**WHAT THE EXERCISE ASKS**
Write out the complete material exactly as it stands.

**DATA TO PROCESS**
>>

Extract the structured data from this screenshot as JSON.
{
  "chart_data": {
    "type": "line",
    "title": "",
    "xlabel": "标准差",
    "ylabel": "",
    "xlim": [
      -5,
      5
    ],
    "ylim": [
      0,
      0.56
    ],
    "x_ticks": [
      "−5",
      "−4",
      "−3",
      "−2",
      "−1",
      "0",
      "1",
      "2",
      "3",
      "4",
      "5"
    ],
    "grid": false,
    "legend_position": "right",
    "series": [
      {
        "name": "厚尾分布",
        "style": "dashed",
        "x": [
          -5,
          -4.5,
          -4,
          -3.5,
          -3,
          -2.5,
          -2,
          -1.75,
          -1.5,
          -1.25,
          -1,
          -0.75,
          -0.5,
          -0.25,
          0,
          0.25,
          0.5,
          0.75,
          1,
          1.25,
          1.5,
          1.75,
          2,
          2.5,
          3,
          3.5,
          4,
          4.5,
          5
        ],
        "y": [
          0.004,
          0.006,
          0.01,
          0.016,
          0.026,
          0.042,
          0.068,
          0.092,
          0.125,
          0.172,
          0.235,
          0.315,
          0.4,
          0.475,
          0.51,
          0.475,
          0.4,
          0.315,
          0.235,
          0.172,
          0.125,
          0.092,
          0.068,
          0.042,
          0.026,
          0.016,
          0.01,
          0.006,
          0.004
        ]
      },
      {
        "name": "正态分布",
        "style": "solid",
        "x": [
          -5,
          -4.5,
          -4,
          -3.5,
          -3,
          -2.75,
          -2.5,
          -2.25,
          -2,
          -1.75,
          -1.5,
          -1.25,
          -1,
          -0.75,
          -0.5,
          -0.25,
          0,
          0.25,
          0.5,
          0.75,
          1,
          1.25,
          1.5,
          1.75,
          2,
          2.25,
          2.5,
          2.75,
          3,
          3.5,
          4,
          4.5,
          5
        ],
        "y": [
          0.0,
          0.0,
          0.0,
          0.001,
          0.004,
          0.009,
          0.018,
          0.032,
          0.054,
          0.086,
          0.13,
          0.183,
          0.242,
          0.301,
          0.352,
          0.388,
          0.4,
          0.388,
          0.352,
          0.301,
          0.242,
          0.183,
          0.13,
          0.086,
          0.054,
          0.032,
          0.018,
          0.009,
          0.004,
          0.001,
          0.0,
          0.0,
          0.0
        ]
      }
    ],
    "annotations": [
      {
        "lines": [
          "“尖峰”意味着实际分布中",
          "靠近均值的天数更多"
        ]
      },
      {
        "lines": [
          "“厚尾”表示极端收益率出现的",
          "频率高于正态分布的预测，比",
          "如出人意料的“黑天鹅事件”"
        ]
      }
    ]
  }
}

<<

**TASK RESPONSE**
Extract the structured data from this screenshot as JSON.
{
  "chart_data": {
    "type": "line",
    "title": "",
    "xlabel": "标准差",
    "ylabel": "",
    "xlim": [
      -5,
      5
    ],
    "ylim": [
      0,
      0.56
    ],
    "x_ticks": [
      "−5",
      "−4",
      "−3",
      "−2",
      "−1",
      "0",
      "1",
      "2",
      "3",
      "4",
      "5"
    ],
    "grid": false,
    "legend_position": "right",
    "series": [
      {
        "name": "厚尾分布",
        "style": "dashed",
        "x": [
          -5,
          -4.5,
          -4,
          -3.5,
          -3,
          -2.5,
          -2,
          -1.75,
          -1.5,
          -1.25,
          -1,
          -0.75,
          -0.5,
          -0.25,
          0,
          0.25,
          0.5,
          0.75,
          1,
          1.25,
          1.5,
          1.75,
          2,
          2.5,
          3,
          3.5,
          4,
          4.5,
          5
        ],
        "y": [
          0.004,
          0.006,
          0.01,
          0.016,
          0.026,
          0.042,
          0.068,
          0.092,
          0.125,
          0.172,
          0.235,
          0.315,
          0.4,
          0.475,
          0.51,
          0.475,
          0.4,
          0.315,
          0.235,
          0.172,
          0.125,
          0.092,
          0.068,
          0.042,
          0.026,
          0.016,
          0.01,
          0.006,
          0.004
        ]
      },
      {
        "name": "正态分布",
        "style": "solid",
        "x": [
          -5,
          -4.5,
          -4,
          -3.5,
          -3,
          -2.75,
          -2.5,
          -2.25,
          -2,
          -1.75,
          -1.5,
          -1.25,
          -1,
          -0.75,
          -0.5,
          -0.25,
          0,
          0.25,
          0.5,
          0.75,
          1,
          1.25,
          1.5,
          1.75,
          2,
          2.25,
          2.5,
          2.75,
          3,
          3.5,
          4,
          4.5,
          5
        ],
        "y": [
          0.0,
          0.0,
          0.0,
          0.001,
          0.004,
          0.009,
          0.018,
          0.032,
          0.054,
          0.086,
          0.13,
          0.183,
          0.242,
          0.301,
          0.352,
          0.388,
          0.4,
          0.388,
          0.352,
          0.301,
          0.242,
          0.183,
          0.13,
          0.086,
          0.054,
          0.032,
          0.018,
          0.009,
          0.004,
          0.001,
          0.0,
          0.0,
          0.0
        ]
      }
    ],
    "annotations": [
      {
        "lines": [
          "“尖峰”意味着实际分布中",
          "靠近均值的天数更多"
        ]
      },
      {
        "lines": [
          "“厚尾”表示极端收益率出现的",
          "频率高于正态分布的预测，比",
          "如出人意料的“黑天鹅事件”"
        ]
      }
    ]
  }
}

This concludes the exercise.